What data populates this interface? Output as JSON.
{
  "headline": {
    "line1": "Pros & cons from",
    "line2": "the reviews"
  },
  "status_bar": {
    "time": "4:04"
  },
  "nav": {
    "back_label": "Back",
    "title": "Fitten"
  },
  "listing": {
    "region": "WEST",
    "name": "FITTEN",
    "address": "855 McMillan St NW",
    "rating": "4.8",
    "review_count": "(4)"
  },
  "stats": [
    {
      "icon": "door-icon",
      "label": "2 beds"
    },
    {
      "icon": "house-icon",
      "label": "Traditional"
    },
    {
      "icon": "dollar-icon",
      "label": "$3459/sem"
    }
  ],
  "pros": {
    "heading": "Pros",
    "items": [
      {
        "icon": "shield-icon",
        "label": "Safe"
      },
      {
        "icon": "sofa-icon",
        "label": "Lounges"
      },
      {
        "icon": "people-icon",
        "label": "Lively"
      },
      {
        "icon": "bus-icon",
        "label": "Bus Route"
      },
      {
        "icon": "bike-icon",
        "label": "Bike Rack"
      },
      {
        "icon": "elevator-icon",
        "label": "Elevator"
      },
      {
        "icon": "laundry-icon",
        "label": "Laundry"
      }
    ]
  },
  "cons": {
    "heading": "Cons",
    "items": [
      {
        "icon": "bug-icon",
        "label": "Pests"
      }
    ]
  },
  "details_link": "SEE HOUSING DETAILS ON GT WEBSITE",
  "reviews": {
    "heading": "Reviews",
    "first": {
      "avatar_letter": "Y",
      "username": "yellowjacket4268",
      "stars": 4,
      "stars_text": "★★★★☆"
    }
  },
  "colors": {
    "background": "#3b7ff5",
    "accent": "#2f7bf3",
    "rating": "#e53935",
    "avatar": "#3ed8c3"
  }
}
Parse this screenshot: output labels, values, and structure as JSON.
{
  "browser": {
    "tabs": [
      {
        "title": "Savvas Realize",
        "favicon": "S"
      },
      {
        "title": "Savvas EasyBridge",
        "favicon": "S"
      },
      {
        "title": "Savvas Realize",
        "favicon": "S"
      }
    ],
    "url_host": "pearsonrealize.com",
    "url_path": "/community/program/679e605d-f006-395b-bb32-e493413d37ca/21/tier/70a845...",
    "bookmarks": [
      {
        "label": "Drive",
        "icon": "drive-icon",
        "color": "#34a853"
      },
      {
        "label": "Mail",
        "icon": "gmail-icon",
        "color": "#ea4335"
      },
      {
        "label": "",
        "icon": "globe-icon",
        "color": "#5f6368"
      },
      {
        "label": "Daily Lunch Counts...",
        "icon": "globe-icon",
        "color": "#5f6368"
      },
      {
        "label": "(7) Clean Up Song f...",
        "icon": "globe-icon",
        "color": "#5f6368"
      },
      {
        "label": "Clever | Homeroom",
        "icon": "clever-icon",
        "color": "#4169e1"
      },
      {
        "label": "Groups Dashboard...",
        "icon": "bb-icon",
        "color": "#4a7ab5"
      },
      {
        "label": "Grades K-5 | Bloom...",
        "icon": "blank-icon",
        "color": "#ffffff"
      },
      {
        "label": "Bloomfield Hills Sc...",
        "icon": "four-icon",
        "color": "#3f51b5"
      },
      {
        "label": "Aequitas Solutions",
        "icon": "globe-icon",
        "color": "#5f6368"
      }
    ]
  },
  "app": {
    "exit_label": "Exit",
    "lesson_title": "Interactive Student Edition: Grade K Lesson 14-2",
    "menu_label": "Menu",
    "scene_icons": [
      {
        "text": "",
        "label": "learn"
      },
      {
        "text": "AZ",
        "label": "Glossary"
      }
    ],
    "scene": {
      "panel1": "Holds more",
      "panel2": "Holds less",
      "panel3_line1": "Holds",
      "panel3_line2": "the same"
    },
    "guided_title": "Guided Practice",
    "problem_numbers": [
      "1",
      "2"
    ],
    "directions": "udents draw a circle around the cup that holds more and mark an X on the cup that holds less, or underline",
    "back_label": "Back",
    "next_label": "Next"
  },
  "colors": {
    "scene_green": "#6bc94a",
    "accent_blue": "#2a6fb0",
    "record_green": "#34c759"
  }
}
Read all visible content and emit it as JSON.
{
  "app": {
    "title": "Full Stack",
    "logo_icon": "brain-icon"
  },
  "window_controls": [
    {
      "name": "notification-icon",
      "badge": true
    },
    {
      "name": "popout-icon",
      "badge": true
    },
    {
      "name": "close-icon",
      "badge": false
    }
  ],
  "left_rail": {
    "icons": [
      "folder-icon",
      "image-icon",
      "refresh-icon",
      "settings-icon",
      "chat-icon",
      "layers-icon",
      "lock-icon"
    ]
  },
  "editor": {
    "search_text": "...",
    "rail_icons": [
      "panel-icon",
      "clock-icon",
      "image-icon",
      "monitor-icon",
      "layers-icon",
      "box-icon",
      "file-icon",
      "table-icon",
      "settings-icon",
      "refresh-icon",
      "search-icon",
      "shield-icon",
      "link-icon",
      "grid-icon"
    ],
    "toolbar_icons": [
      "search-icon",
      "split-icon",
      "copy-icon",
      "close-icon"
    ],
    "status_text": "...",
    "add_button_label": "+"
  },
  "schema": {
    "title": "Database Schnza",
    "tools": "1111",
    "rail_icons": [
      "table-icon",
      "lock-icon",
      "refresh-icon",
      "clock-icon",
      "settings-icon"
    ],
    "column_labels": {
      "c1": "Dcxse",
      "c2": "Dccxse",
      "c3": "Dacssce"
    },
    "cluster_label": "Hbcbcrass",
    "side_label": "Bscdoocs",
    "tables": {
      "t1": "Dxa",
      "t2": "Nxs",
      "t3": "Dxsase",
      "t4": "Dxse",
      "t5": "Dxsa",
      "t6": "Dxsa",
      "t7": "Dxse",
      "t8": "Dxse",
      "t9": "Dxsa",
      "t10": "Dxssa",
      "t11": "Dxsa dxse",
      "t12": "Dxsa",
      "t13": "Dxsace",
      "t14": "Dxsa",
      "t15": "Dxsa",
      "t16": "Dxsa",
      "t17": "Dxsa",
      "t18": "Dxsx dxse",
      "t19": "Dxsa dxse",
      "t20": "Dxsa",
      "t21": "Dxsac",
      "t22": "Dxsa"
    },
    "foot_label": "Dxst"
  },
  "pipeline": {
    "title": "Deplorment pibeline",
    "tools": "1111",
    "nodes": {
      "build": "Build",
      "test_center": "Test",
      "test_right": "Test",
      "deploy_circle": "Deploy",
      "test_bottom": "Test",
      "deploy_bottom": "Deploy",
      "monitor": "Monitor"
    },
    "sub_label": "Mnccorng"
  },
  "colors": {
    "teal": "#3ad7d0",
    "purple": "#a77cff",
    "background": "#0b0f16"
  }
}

### EXERCISE PROMPT
All of the data above should be transcribed exactly.

### RESPONSE TO THIS EXERCISE
What data populates this interface? Output as JSON.
{
  "headline": {
    "line1": "Pros & cons from",
    "line2": "the reviews"
  },
  "status_bar": {
    "time": "4:04"
  },
  "nav": {
    "back_label": "Back",
    "title": "Fitten"
  },
  "listing": {
    "region": "WEST",
    "name": "FITTEN",
    "address": "855 McMillan St NW",
    "rating": "4.8",
    "review_count": "(4)"
  },
  "stats": [
    {
      "icon": "door-icon",
      "label": "2 beds"
    },
    {
      "icon": "house-icon",
      "label": "Traditional"
    },
    {
      "icon": "dollar-icon",
      "label": "$3459/sem"
    }
  ],
  "pros": {
    "heading": "Pros",
    "items": [
      {
        "icon": "shield-icon",
        "label": "Safe"
      },
      {
        "icon": "sofa-icon",
        "label": "Lounges"
      },
      {
        "icon": "people-icon",
        "label": "Lively"
      },
      {
        "icon": "bus-icon",
        "label": "Bus Route"
      },
      {
        "icon": "bike-icon",
        "label": "Bike Rack"
      },
      {
        "icon": "elevator-icon",
        "label": "Elevator"
      },
      {
        "icon": "laundry-icon",
        "label": "Laundry"
      }
    ]
  },
  "cons": {
    "heading": "Cons",
    "items": [
      {
        "icon": "bug-icon",
        "label": "Pests"
      }
    ]
  },
  "details_link": "SEE HOUSING DETAILS ON GT WEBSITE",
  "reviews": {
    "heading": "Reviews",
    "first": {
      "avatar_letter": "Y",
      "username": "yellowjacket4268",
      "stars": 4,
      "stars_text": "★★★★☆"
    }
  },
  "colors": {
    "background": "#3b7ff5",
    "accent": "#2f7bf3",
    "rating": "#e53935",
    "avatar": "#3ed8c3"
  }
}
Parse this screenshot: output labels, values, and structure as JSON.
{
  "browser": {
    "tabs": [
      {
        "title": "Savvas Realize",
        "favicon": "S"
      },
      {
        "title": "Savvas EasyBridge",
        "favicon": "S"
      },
      {
        "title": "Savvas Realize",
        "favicon": "S"
      }
    ],
    "url_host": "pearsonrealize.com",
    "url_path": "/community/program/679e605d-f006-395b-bb32-e493413d37ca/21/tier/70a845...",
    "bookmarks": [
      {
        "label": "Drive",
        "icon": "drive-icon",
        "color": "#34a853"
      },
      {
        "label": "Mail",
        "icon": "gmail-icon",
        "color": "#ea4335"
      },
      {
        "label": "",
        "icon": "globe-icon",
        "color": "#5f6368"
      },
      {
        "label": "Daily Lunch Counts...",
        "icon": "globe-icon",
        "color": "#5f6368"
      },
      {
        "label": "(7) Clean Up Song f...",
        "icon": "globe-icon",
        "color": "#5f6368"
      },
      {
        "label": "Clever | Homeroom",
        "icon": "clever-icon",
        "color": "#4169e1"
      },
      {
        "label": "Groups Dashboard...",
        "icon": "bb-icon",
        "color": "#4a7ab5"
      },
      {
        "label": "Grades K-5 | Bloom...",
        "icon": "blank-icon",
        "color": "#ffffff"
      },
      {
        "label": "Bloomfield Hills Sc...",
        "icon": "four-icon",
        "color": "#3f51b5"
      },
      {
        "label": "Aequitas Solutions",
        "icon": "globe-icon",
        "color": "#5f6368"
      }
    ]
  },
  "app": {
    "exit_label": "Exit",
    "lesson_title": "Interactive Student Edition: Grade K Lesson 14-2",
    "menu_label": "Menu",
    "scene_icons": [
      {
        "text": "",
        "label": "learn"
      },
      {
        "text": "AZ",
        "label": "Glossary"
      }
    ],
    "scene": {
      "panel1": "Holds more",
      "panel2": "Holds less",
      "panel3_line1": "Holds",
      "panel3_line2": "the same"
    },
    "guided_title": "Guided Practice",
    "problem_numbers": [
      "1",
      "2"
    ],
    "directions": "udents draw a circle around the cup that holds more and mark an X on the cup that holds less, or underline",
    "back_label": "Back",
    "next_label": "Next"
  },
  "colors": {
    "scene_green": "#6bc94a",
    "accent_blue": "#2a6fb0",
    "record_green": "#34c759"
  }
}
Read all visible content and emit it as JSON.
{
  "app": {
    "title": "Full Stack",
    "logo_icon": "brain-icon"
  },
  "window_controls": [
    {
      "name": "notification-icon",
      "badge": true
    },
    {
      "name": "popout-icon",
      "badge": true
    },
    {
      "name": "close-icon",
      "badge": false
    }
  ],
  "left_rail": {
    "icons": [
      "folder-icon",
      "image-icon",
      "refresh-icon",
      "settings-icon",
      "chat-icon",
      "layers-icon",
      "lock-icon"
    ]
  },
  "editor": {
    "search_text": "...",
    "rail_icons": [
      "panel-icon",
      "clock-icon",
      "image-icon",
      "monitor-icon",
      "layers-icon",
      "box-icon",
      "file-icon",
      "table-icon",
      "settings-icon",
      "refresh-icon",
      "search-icon",
      "shield-icon",
      "link-icon",
      "grid-icon"
    ],
    "toolbar_icons": [
      "search-icon",
      "split-icon",
      "copy-icon",
      "close-icon"
    ],
    "status_text": "...",
    "add_button_label": "+"
  },
  "schema": {
    "title": "Database Schnza",
    "tools": "1111",
    "rail_icons": [
      "table-icon",
      "lock-icon",
      "refresh-icon",
      "clock-icon",
      "settings-icon"
    ],
    "column_labels": {
      "c1": "Dcxse",
      "c2": "Dccxse",
      "c3": "Dacssce"
    },
    "cluster_label": "Hbcbcrass",
    "side_label": "Bscdoocs",
    "tables": {
      "t1": "Dxa",
      "t2": "Nxs",
      "t3": "Dxsase",
      "t4": "Dxse",
      "t5": "Dxsa",
      "t6": "Dxsa",
      "t7": "Dxse",
      "t8": "Dxse",
      "t9": "Dxsa",
      "t10": "Dxssa",
      "t11": "Dxsa dxse",
      "t12": "Dxsa",
      "t13": "Dxsace",
      "t14": "Dxsa",
      "t15": "Dxsa",
      "t16": "Dxsa",
      "t17": "Dxsa",
      "t18": "Dxsx dxse",
      "t19": "Dxsa dxse",
      "t20": "Dxsa",
      "t21": "Dxsac",
      "t22": "Dxsa"
    },
    "foot_label": "Dxst"
  },
  "pipeline": {
    "title": "Deplorment pibeline",
    "tools": "1111",
    "nodes": {
      "build": "Build",
      "test_center": "Test",
      "test_right": "Test",
      "deploy_circle": "Deploy",
      "test_bottom": "Test",
      "deploy_bottom": "Deploy",
      "monitor": "Monitor"
    },
    "sub_label": "Mnccorng"
  },
  "colors": {
    "teal": "#3ad7d0",
    "purple": "#a77cff",
    "background": "#0b0f16"
  }
}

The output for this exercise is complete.